▶ _Your goal_: Pictures stay out of the copy; restate everything else in the material exactly.

▶ _Data listing_:
□ □ □ □ □ □ □

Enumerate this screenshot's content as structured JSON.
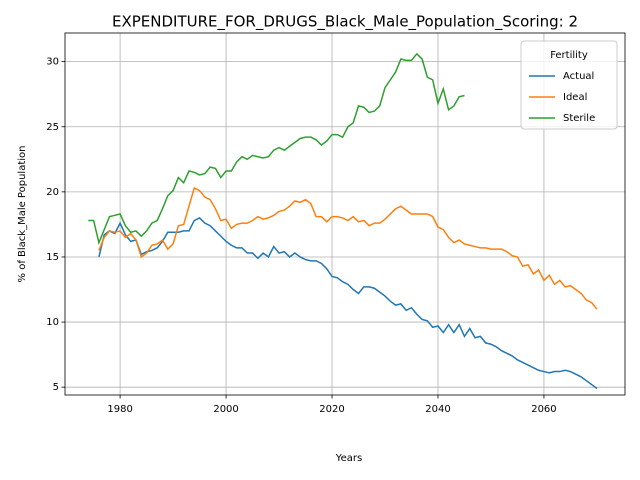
{
  "chart_data": {
    "type": "line",
    "title": "EXPENDITURE_FOR_DRUGS_Black_Male_Population_Scoring: 2",
    "x_label": "Years",
    "y_label": "% of Black_Male Population",
    "legend_title": "Fertility",
    "legend_position": "upper right",
    "grid": true,
    "xlim": [
      1969.6,
      2075.3
    ],
    "ylim": [
      4.4,
      32.2
    ],
    "xticks": [
      1980,
      2000,
      2020,
      2040,
      2060
    ],
    "yticks": [
      5,
      10,
      15,
      20,
      25,
      30
    ],
    "x": [
      1974,
      1975,
      1976,
      1977,
      1978,
      1979,
      1980,
      1981,
      1982,
      1983,
      1984,
      1985,
      1986,
      1987,
      1988,
      1989,
      1990,
      1991,
      1992,
      1993,
      1994,
      1995,
      1996,
      1997,
      1998,
      1999,
      2000,
      2001,
      2002,
      2003,
      2004,
      2005,
      2006,
      2007,
      2008,
      2009,
      2010,
      2011,
      2012,
      2013,
      2014,
      2015,
      2016,
      2017,
      2018,
      2019,
      2020,
      2021,
      2022,
      2023,
      2024,
      2025,
      2026,
      2027,
      2028,
      2029,
      2030,
      2031,
      2032,
      2033,
      2034,
      2035,
      2036,
      2037,
      2038,
      2039,
      2040,
      2041,
      2042,
      2043,
      2044,
      2045,
      2046,
      2047,
      2048,
      2049,
      2050,
      2051,
      2052,
      2053,
      2054,
      2055,
      2056,
      2057,
      2058,
      2059,
      2060,
      2061,
      2062,
      2063,
      2064,
      2065,
      2066,
      2067,
      2068,
      2069,
      2070
    ],
    "series": [
      {
        "name": "Actual",
        "color": "#1f77b4",
        "values": [
          null,
          null,
          15.0,
          16.7,
          17.0,
          16.8,
          17.6,
          16.7,
          16.2,
          16.3,
          15.2,
          15.4,
          15.5,
          15.7,
          16.2,
          16.9,
          16.9,
          16.9,
          17.0,
          17.0,
          17.8,
          18.0,
          17.6,
          17.4,
          17.0,
          16.6,
          16.2,
          15.9,
          15.7,
          15.7,
          15.3,
          15.3,
          14.9,
          15.3,
          15.0,
          15.8,
          15.3,
          15.4,
          15.0,
          15.3,
          15.0,
          14.8,
          14.7,
          14.7,
          14.5,
          14.1,
          13.5,
          13.4,
          13.1,
          12.9,
          12.5,
          12.2,
          12.7,
          12.7,
          12.6,
          12.3,
          12.0,
          11.6,
          11.3,
          11.4,
          10.9,
          11.1,
          10.6,
          10.2,
          10.1,
          9.6,
          9.7,
          9.2,
          9.8,
          9.2,
          9.8,
          8.9,
          9.5,
          8.8,
          8.9,
          8.4,
          8.3,
          8.1,
          7.8,
          7.6,
          7.4,
          7.1,
          6.9,
          6.7,
          6.5,
          6.3,
          6.2,
          6.1,
          6.2,
          6.2,
          6.3,
          6.2,
          6.0,
          5.8,
          5.5,
          5.2,
          4.9
        ]
      },
      {
        "name": "Ideal",
        "color": "#ff7f0e",
        "values": [
          null,
          null,
          15.5,
          16.5,
          17.0,
          16.9,
          17.0,
          16.5,
          16.8,
          16.3,
          15.0,
          15.3,
          15.9,
          16.0,
          16.3,
          15.6,
          16.0,
          17.4,
          17.5,
          18.9,
          20.3,
          20.1,
          19.6,
          19.4,
          18.7,
          17.8,
          17.9,
          17.2,
          17.5,
          17.6,
          17.6,
          17.8,
          18.1,
          17.9,
          18.0,
          18.2,
          18.5,
          18.6,
          18.9,
          19.3,
          19.2,
          19.4,
          19.1,
          18.1,
          18.1,
          17.7,
          18.1,
          18.1,
          18.0,
          17.8,
          18.1,
          17.7,
          17.8,
          17.4,
          17.6,
          17.6,
          17.9,
          18.3,
          18.7,
          18.9,
          18.6,
          18.3,
          18.3,
          18.3,
          18.3,
          18.1,
          17.3,
          17.1,
          16.5,
          16.1,
          16.3,
          16.0,
          15.9,
          15.8,
          15.7,
          15.7,
          15.6,
          15.6,
          15.6,
          15.4,
          15.1,
          15.0,
          14.3,
          14.4,
          13.7,
          14.0,
          13.2,
          13.6,
          12.9,
          13.2,
          12.7,
          12.8,
          12.5,
          12.2,
          11.7,
          11.5,
          11.0
        ]
      },
      {
        "name": "Sterile",
        "color": "#2ca02c",
        "values": [
          17.8,
          17.8,
          16.1,
          17.1,
          18.1,
          18.2,
          18.3,
          17.4,
          16.9,
          17.0,
          16.6,
          17.0,
          17.6,
          17.8,
          18.7,
          19.7,
          20.1,
          21.1,
          20.7,
          21.6,
          21.5,
          21.3,
          21.4,
          21.9,
          21.8,
          21.1,
          21.6,
          21.6,
          22.3,
          22.7,
          22.5,
          22.8,
          22.7,
          22.6,
          22.7,
          23.2,
          23.4,
          23.2,
          23.5,
          23.8,
          24.1,
          24.2,
          24.2,
          24.0,
          23.6,
          23.9,
          24.4,
          24.4,
          24.2,
          25.0,
          25.3,
          26.6,
          26.5,
          26.1,
          26.2,
          26.6,
          28.0,
          28.6,
          29.2,
          30.2,
          30.1,
          30.1,
          30.6,
          30.2,
          28.8,
          28.6,
          26.8,
          27.9,
          26.3,
          26.6,
          27.3,
          27.4,
          null,
          null,
          null,
          null,
          null,
          null,
          null,
          null,
          null,
          null,
          null,
          null,
          null,
          null,
          null,
          null,
          null,
          null,
          null,
          null,
          null,
          null,
          null,
          null,
          null
        ]
      }
    ]
  }
}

□ □ □ □ □ □ □

▶ _Reply_:
Enumerate this screenshot's content as structured JSON.
{
  "chart_data": {
    "type": "line",
    "title": "EXPENDITURE_FOR_DRUGS_Black_Male_Population_Scoring: 2",
    "x_label": "Years",
    "y_label": "% of Black_Male Population",
    "legend_title": "Fertility",
    "legend_position": "upper right",
    "grid": true,
    "xlim": [
      1969.6,
      2075.3
    ],
    "ylim": [
      4.4,
      32.2
    ],
    "xticks": [
      1980,
      2000,
      2020,
      2040,
      2060
    ],
    "yticks": [
      5,
      10,
      15,
      20,
      25,
      30
    ],
    "x": [
      1974,
      1975,
      1976,
      1977,
      1978,
      1979,
      1980,
      1981,
      1982,
      1983,
      1984,
      1985,
      1986,
      1987,
      1988,
      1989,
      1990,
      1991,
      1992,
      1993,
      1994,
      1995,
      1996,
      1997,
      1998,
      1999,
      2000,
      2001,
      2002,
      2003,
      2004,
      2005,
      2006,
      2007,
      2008,
      2009,
      2010,
      2011,
      2012,
      2013,
      2014,
      2015,
      2016,
      2017,
      2018,
      2019,
      2020,
      2021,
      2022,
      2023,
      2024,
      2025,
      2026,
      2027,
      2028,
      2029,
      2030,
      2031,
      2032,
      2033,
      2034,
      2035,
      2036,
      2037,
      2038,
      2039,
      2040,
      2041,
      2042,
      2043,
      2044,
      2045,
      2046,
      2047,
      2048,
      2049,
      2050,
      2051,
      2052,
      2053,
      2054,
      2055,
      2056,
      2057,
      2058,
      2059,
      2060,
      2061,
      2062,
      2063,
      2064,
      2065,
      2066,
      2067,
      2068,
      2069,
      2070
    ],
    "series": [
      {
        "name": "Actual",
        "color": "#1f77b4",
        "values": [
          null,
          null,
          15.0,
          16.7,
          17.0,
          16.8,
          17.6,
          16.7,
          16.2,
          16.3,
          15.2,
          15.4,
          15.5,
          15.7,
          16.2,
          16.9,
          16.9,
          16.9,
          17.0,
          17.0,
          17.8,
          18.0,
          17.6,
          17.4,
          17.0,
          16.6,
          16.2,
          15.9,
          15.7,
          15.7,
          15.3,
          15.3,
          14.9,
          15.3,
          15.0,
          15.8,
          15.3,
          15.4,
          15.0,
          15.3,
          15.0,
          14.8,
          14.7,
          14.7,
          14.5,
          14.1,
          13.5,
          13.4,
          13.1,
          12.9,
          12.5,
          12.2,
          12.7,
          12.7,
          12.6,
          12.3,
          12.0,
          11.6,
          11.3,
          11.4,
          10.9,
          11.1,
          10.6,
          10.2,
          10.1,
          9.6,
          9.7,
          9.2,
          9.8,
          9.2,
          9.8,
          8.9,
          9.5,
          8.8,
          8.9,
          8.4,
          8.3,
          8.1,
          7.8,
          7.6,
          7.4,
          7.1,
          6.9,
          6.7,
          6.5,
          6.3,
          6.2,
          6.1,
          6.2,
          6.2,
          6.3,
          6.2,
          6.0,
          5.8,
          5.5,
          5.2,
          4.9
        ]
      },
      {
        "name": "Ideal",
        "color": "#ff7f0e",
        "values": [
          null,
          null,
          15.5,
          16.5,
          17.0,
          16.9,
          17.0,
          16.5,
          16.8,
          16.3,
          15.0,
          15.3,
          15.9,
          16.0,
          16.3,
          15.6,
          16.0,
          17.4,
          17.5,
          18.9,
          20.3,
          20.1,
          19.6,
          19.4,
          18.7,
          17.8,
          17.9,
          17.2,
          17.5,
          17.6,
          17.6,
          17.8,
          18.1,
          17.9,
          18.0,
          18.2,
          18.5,
          18.6,
          18.9,
          19.3,
          19.2,
          19.4,
          19.1,
          18.1,
          18.1,
          17.7,
          18.1,
          18.1,
          18.0,
          17.8,
          18.1,
          17.7,
          17.8,
          17.4,
          17.6,
          17.6,
          17.9,
          18.3,
          18.7,
          18.9,
          18.6,
          18.3,
          18.3,
          18.3,
          18.3,
          18.1,
          17.3,
          17.1,
          16.5,
          16.1,
          16.3,
          16.0,
          15.9,
          15.8,
          15.7,
          15.7,
          15.6,
          15.6,
          15.6,
          15.4,
          15.1,
          15.0,
          14.3,
          14.4,
          13.7,
          14.0,
          13.2,
          13.6,
          12.9,
          13.2,
          12.7,
          12.8,
          12.5,
          12.2,
          11.7,
          11.5,
          11.0
        ]
      },
      {
        "name": "Sterile",
        "color": "#2ca02c",
        "values": [
          17.8,
          17.8,
          16.1,
          17.1,
          18.1,
          18.2,
          18.3,
          17.4,
          16.9,
          17.0,
          16.6,
          17.0,
          17.6,
          17.8,
          18.7,
          19.7,
          20.1,
          21.1,
          20.7,
          21.6,
          21.5,
          21.3,
          21.4,
          21.9,
          21.8,
          21.1,
          21.6,
          21.6,
          22.3,
          22.7,
          22.5,
          22.8,
          22.7,
          22.6,
          22.7,
          23.2,
          23.4,
          23.2,
          23.5,
          23.8,
          24.1,
          24.2,
          24.2,
          24.0,
          23.6,
          23.9,
          24.4,
          24.4,
          24.2,
          25.0,
          25.3,
          26.6,
          26.5,
          26.1,
          26.2,
          26.6,
          28.0,
          28.6,
          29.2,
          30.2,
          30.1,
          30.1,
          30.6,
          30.2,
          28.8,
          28.6,
          26.8,
          27.9,
          26.3,
          26.6,
          27.3,
          27.4,
          null,
          null,
          null,
          null,
          null,
          null,
          null,
          null,
          null,
          null,
          null,
          null,
          null,
          null,
          null,
          null,
          null,
          null,
          null,
          null,
          null,
          null,
          null,
          null,
          null
        ]
      }
    ]
  }
}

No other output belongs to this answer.